— start of Source document —
Suzi’s Blog

TBT Cookbook Review: Texas Home Cooking by Cheryl and Bill Jamison


Recently I did a TBT Cookbook Review for A Real American Breakfast by Cheryl and Bill Jamison. It’s a laudable book, one that still sustains Suzen and me on weekend mornings. It was just after I published that review that I learned, most sadly, that Bill had passed away earlier this year.

When it came to Bill, there were two kinds of people. The five-second people and the ten-second people. Whether you in one group or another, eleven seconds after you met Bill you were a fan. He was a fun, noble gentleman. And a smart one. He collaborated with Cheryl on their many books and his research was key to their exceptional quality. This book, Texas Home Cooking, was published in 1993 and really put the couple on the culinary map. This book was immediately recognized for its authencity, comprehensiveness, and usablity. It's a template for what makes "a good cookbook."

Texas is big, bigger than, say, France or Germany or Spain or Italy. So, if each of those countries can have its own national, and home, cuisines, then why not Texas? The Jamisons spent, I believe, over two years traveling the highways and byways of Texas performing the research for this book. Big cities. Little towns. Farm homes. They looked for “real” Texas food. They found it and they put it into the 400 down-home recipes packing this 600 page volume.
— end of Source document —
Required task 1:
Using the review of Texas Home Cooking above, judge whether each statement agrees with it. Answer yes or no for each, and quote the words of the review that decide it. (a) Texas Home Cooking was published in 1993. (b) The book contains 600 recipes. (c) The review describes Texas as smaller than France.
Required task 2:
Extend the review of Texas Home Cooking with a further paragraph that picks up after its final sentence, in the same voice.
— start of Provided material —
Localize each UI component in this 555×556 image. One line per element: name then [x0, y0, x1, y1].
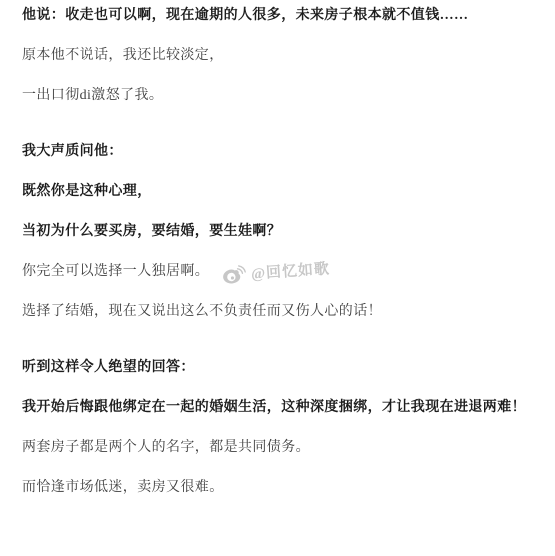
— end of Provided material —
Exercise answer 1:
(a) Yes: "This book, Texas Home Cooking, was published in 1993"
(b) No: "the 400 down-home recipes packing this 600 page volume"
(c) No: "Texas is big, bigger than, say, France or Germany or Spain or Italy."

Exercise answer 2:
There is no subtitle to this book, but there could have been: Jalapeno Cooking. Jalapenos are not in each and every recipe, but they appear in a lot of them. And not just the jalapenos themselves. When you buy a bottle of pickled jalapenos, you are getting the chile itself and that pickling juice. Never, never throw away that juice. It is an ingredient unto itself and one used many times in this book.

The book spans the range of recipes you might expect and has the singular recipes that a true Texas book must contain.

So, you’ll find a recipe for C.V. Wood’s World’s Championship Chili with a wheelbarrow load of 21 individual ingredients. And alongside this bright recipe is a discussion of what ingredients are allowable in a “real” Texas chili. Hint: some people object to onions.

The jalapenos are abundant in dishes like:

Chicken Fried Steak in Jalapeno Pickling Sauce

Corn and Jalapeno Jam muffins

Scallop Jalapeno Potatoes

Jalapeno Pie

Jalapeno Spinach Casserole

The local flavors appear in delights like:

Chile Pecan Sauce for Turkey

Creamy Peanut Coleslaw

Minted Beets

Venison Scaloppini with Blackberry Sage Sauce

Texas Hill Country is famous for its peaches which, it turns out, can be drunk in a Hill Country Peach Fuzzy — peaches, vodka, peach brandy, and orange juice — made in your blender and sure to please on a summer or fall evening.

There’s dessert, too, of course. Spice cookies and that cocoa sheet cake that ubiquitous for Texan dessert tables. Texas actually has a climate that is almost Mediterranean so there is a bounty of interesting fruits, and those fruits can appear in most interesting desserts. There is a Fig Spice Cake with Buttermilk Glaze, for example, that would please you year round.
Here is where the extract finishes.